START

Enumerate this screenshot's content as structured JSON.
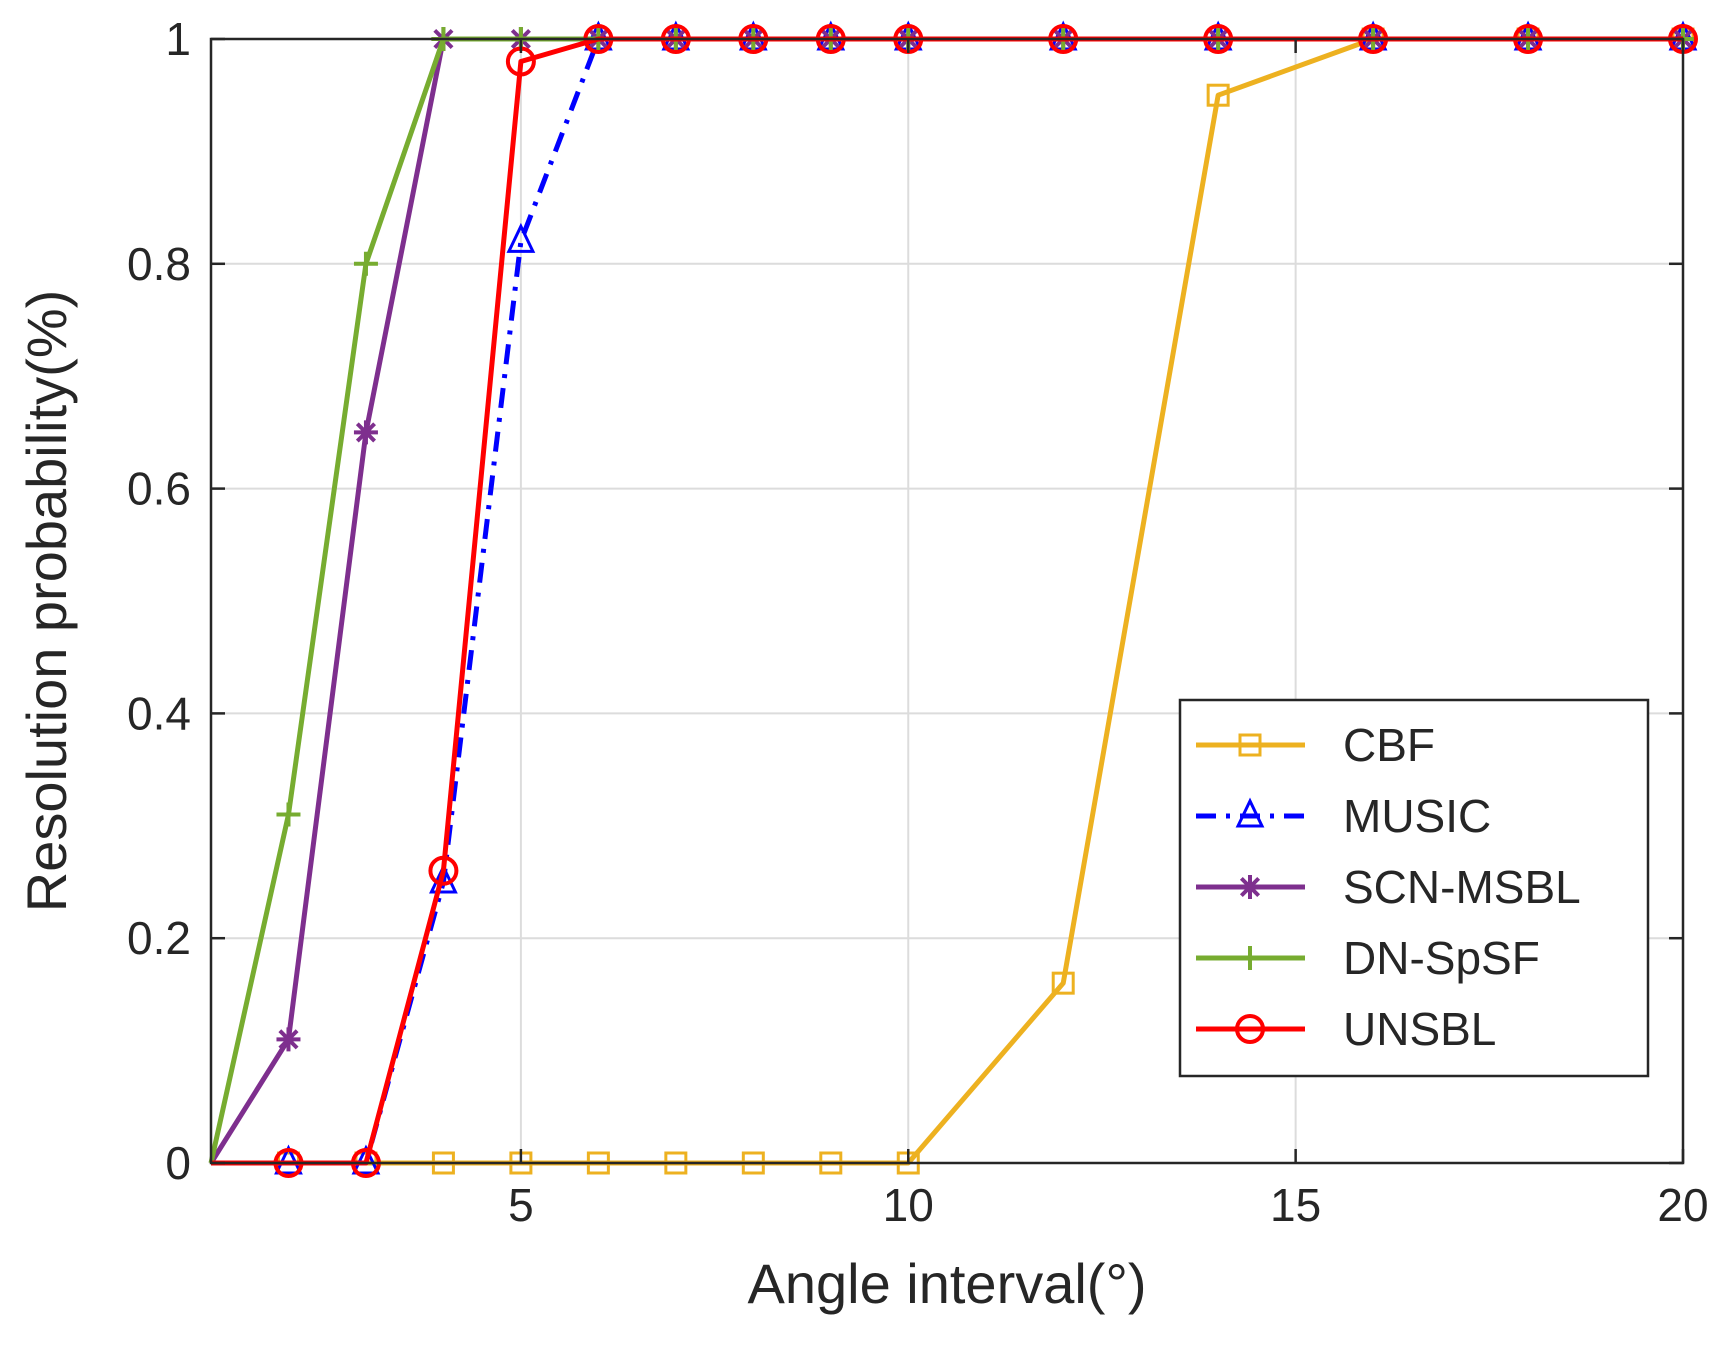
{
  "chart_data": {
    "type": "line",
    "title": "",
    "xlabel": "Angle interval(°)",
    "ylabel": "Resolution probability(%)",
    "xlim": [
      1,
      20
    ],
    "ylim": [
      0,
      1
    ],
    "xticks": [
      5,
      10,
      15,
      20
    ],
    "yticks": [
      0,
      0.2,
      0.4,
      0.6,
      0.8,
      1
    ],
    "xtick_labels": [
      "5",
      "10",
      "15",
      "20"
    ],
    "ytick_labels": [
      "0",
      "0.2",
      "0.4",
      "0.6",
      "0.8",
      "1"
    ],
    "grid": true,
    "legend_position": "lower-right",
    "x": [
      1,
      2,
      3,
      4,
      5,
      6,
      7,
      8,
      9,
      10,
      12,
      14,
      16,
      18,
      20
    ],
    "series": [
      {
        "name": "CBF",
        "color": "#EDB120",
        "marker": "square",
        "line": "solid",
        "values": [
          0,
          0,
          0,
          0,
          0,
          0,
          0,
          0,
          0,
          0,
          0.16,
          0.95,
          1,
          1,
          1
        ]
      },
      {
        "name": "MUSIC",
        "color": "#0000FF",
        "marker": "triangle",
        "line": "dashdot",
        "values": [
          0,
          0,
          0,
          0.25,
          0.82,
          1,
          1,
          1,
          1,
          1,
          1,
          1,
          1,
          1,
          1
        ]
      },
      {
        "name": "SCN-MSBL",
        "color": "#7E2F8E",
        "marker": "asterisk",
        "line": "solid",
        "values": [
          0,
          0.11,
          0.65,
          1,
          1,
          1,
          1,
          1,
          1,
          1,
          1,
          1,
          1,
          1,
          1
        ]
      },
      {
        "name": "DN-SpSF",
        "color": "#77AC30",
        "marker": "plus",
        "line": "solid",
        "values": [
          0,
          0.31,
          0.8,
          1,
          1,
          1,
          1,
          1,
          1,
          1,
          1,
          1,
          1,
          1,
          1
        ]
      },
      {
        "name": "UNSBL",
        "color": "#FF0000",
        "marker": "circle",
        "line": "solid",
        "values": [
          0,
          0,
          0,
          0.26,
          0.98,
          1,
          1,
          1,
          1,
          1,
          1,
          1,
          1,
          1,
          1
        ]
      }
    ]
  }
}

END

Reply with one number: the count of lines in the entries that include the word "color".

The solution: 5